┌─ Available data

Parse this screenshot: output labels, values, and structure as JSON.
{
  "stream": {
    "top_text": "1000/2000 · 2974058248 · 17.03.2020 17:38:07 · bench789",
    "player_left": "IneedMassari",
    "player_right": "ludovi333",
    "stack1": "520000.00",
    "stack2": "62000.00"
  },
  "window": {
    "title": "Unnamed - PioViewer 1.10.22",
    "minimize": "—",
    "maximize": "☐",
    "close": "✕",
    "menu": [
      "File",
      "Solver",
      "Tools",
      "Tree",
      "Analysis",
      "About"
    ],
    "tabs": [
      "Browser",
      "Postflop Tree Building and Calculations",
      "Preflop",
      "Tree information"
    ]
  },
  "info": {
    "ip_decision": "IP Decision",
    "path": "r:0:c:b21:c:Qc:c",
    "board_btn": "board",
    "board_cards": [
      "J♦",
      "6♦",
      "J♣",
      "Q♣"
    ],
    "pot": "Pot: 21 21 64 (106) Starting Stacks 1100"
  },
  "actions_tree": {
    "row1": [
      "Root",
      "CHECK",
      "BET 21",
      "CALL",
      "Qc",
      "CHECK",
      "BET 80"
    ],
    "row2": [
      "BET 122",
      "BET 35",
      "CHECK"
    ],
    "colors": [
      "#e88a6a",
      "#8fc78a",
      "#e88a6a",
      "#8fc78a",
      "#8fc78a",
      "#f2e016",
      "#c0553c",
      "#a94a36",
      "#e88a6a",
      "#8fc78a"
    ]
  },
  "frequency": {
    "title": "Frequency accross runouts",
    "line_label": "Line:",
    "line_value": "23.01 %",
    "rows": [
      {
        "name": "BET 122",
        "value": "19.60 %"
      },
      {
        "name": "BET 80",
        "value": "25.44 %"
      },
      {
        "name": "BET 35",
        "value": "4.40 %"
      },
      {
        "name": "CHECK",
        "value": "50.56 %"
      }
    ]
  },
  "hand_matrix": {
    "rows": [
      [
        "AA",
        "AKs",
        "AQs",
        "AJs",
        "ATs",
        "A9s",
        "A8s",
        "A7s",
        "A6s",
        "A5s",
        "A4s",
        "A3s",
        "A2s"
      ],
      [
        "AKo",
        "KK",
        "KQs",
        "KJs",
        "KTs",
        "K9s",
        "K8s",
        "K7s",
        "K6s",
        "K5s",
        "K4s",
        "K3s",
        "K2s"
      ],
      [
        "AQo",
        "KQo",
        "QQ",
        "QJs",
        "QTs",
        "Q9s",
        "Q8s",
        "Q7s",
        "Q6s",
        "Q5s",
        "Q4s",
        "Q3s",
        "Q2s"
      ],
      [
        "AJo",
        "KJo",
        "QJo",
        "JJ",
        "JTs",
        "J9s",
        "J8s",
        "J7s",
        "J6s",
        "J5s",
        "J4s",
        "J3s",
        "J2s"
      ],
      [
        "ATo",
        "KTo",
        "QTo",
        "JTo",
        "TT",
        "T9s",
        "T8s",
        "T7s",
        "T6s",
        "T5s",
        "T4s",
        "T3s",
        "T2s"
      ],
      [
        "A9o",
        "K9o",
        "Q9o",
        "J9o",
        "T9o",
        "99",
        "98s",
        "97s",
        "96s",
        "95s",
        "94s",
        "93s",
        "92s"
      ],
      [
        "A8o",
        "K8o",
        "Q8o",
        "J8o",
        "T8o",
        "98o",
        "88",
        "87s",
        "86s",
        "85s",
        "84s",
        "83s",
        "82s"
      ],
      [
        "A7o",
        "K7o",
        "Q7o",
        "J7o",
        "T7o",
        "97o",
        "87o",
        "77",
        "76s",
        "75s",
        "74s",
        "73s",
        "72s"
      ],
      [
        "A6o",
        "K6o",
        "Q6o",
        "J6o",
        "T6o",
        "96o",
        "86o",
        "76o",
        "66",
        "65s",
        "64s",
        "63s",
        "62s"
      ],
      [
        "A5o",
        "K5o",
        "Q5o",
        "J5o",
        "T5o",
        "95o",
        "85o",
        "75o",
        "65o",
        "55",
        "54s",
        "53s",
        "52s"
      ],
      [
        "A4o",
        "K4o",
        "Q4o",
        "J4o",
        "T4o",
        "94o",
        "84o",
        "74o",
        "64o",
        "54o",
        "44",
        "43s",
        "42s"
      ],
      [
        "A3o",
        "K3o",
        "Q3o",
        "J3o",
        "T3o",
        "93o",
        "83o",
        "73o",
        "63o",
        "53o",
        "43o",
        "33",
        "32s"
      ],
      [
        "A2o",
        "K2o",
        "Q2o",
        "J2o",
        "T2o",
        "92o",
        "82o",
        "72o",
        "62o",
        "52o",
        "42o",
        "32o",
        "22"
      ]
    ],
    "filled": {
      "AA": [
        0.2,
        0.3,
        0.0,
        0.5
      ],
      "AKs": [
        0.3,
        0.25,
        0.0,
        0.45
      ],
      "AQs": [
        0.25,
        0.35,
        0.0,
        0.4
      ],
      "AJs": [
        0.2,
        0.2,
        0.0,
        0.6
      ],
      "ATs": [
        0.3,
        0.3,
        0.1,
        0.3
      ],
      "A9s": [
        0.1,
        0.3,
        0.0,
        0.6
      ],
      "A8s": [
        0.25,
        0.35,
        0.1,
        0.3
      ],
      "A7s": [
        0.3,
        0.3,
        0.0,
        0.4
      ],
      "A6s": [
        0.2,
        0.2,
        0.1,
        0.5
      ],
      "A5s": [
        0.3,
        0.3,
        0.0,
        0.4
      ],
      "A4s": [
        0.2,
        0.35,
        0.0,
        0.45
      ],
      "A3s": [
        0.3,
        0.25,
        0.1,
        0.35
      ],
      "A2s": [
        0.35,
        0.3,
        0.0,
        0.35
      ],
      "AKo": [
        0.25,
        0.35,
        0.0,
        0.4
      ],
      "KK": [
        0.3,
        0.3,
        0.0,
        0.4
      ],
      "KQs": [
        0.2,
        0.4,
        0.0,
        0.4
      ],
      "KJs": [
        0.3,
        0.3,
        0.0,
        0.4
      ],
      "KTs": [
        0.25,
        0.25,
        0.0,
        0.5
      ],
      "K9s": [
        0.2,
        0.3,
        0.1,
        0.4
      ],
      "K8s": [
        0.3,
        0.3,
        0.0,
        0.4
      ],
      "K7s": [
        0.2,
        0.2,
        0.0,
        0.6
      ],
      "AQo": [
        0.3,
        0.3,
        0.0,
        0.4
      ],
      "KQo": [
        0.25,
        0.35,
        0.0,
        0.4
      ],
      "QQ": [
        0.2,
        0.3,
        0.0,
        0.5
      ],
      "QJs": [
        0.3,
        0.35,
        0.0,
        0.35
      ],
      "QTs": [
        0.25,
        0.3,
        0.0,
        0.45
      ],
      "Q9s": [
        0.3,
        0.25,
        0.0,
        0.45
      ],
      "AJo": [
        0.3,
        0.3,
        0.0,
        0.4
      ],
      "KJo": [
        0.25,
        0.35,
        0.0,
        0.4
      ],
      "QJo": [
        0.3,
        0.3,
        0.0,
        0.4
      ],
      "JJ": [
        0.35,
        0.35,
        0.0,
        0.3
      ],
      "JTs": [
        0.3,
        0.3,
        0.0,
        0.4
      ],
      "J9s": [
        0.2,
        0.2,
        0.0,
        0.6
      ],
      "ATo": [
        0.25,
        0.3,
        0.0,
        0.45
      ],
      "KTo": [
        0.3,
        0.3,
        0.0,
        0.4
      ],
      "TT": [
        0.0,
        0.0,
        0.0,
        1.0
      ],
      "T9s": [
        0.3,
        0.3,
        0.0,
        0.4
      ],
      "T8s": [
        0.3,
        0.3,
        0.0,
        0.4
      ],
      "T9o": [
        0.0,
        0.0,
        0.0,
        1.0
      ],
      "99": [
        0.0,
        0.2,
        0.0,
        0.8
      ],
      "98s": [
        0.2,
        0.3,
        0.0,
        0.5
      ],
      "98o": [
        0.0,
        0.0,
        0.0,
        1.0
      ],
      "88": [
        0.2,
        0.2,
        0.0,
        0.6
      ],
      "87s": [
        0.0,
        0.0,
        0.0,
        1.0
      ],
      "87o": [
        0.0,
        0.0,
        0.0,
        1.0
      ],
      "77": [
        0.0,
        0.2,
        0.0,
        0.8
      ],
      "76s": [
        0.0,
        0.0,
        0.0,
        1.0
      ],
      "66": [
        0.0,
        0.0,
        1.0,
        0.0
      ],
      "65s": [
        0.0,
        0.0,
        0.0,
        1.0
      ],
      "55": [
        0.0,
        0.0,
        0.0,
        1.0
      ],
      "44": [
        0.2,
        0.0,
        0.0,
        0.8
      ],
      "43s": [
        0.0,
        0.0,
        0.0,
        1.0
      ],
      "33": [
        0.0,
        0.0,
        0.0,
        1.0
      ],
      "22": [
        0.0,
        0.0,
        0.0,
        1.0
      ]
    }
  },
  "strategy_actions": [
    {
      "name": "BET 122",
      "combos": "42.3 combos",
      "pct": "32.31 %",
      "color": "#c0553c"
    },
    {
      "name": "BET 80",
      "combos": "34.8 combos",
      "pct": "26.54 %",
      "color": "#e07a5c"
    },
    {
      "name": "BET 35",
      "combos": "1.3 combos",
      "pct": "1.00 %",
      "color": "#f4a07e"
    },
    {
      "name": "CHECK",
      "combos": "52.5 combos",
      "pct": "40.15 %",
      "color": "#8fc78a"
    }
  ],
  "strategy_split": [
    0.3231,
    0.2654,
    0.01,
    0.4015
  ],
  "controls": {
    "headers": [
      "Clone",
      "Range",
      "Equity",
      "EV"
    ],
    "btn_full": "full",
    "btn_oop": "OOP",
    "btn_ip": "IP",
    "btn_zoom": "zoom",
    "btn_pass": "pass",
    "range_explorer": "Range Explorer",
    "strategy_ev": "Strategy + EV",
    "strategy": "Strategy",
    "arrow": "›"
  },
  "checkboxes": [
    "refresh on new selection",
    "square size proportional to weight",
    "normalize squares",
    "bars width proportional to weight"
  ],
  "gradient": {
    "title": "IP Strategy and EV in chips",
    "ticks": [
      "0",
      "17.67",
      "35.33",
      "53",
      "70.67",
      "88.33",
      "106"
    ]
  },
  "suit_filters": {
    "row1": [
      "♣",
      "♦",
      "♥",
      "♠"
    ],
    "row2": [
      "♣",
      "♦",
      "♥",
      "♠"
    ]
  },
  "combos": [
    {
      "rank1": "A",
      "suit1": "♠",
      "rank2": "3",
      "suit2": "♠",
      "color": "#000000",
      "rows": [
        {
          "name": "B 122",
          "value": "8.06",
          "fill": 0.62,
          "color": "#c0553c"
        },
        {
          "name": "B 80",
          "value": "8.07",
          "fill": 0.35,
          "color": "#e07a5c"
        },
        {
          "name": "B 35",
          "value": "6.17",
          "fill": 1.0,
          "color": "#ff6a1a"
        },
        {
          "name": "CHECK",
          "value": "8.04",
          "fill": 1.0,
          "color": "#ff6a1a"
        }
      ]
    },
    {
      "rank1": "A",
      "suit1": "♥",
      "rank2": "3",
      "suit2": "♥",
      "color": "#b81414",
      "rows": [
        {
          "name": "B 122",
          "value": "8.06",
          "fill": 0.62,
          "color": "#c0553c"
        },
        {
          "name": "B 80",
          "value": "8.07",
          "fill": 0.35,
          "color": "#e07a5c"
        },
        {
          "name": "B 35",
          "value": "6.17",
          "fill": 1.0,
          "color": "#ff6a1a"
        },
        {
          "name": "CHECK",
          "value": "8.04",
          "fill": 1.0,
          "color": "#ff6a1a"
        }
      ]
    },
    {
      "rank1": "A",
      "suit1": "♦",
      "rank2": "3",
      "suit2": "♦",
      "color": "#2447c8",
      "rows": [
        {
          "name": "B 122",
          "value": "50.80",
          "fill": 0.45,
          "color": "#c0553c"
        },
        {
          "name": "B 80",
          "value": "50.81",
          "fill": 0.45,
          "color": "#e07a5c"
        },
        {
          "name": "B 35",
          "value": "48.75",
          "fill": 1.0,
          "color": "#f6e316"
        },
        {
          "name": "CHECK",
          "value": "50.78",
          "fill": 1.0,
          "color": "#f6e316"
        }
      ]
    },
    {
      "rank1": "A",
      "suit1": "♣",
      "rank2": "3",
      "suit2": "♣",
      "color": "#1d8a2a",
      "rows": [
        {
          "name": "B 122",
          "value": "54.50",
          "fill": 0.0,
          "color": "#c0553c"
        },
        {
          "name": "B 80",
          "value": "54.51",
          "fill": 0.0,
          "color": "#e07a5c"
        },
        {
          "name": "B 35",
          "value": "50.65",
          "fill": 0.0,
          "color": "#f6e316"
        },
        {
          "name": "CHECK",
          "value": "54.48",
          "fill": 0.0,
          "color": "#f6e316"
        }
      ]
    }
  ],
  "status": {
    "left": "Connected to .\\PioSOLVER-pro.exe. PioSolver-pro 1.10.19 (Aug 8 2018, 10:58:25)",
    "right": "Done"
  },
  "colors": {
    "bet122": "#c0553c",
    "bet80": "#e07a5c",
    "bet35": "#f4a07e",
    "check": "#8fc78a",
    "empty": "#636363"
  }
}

└─

Problem to solve
In the entries above, find each line with the string "combos" and copy it.

Task result
      "combos": "42.3 combos",
      "combos": "34.8 combos",
      "combos": "1.3 combos",
      "combos": "52.5 combos",
  "combos": [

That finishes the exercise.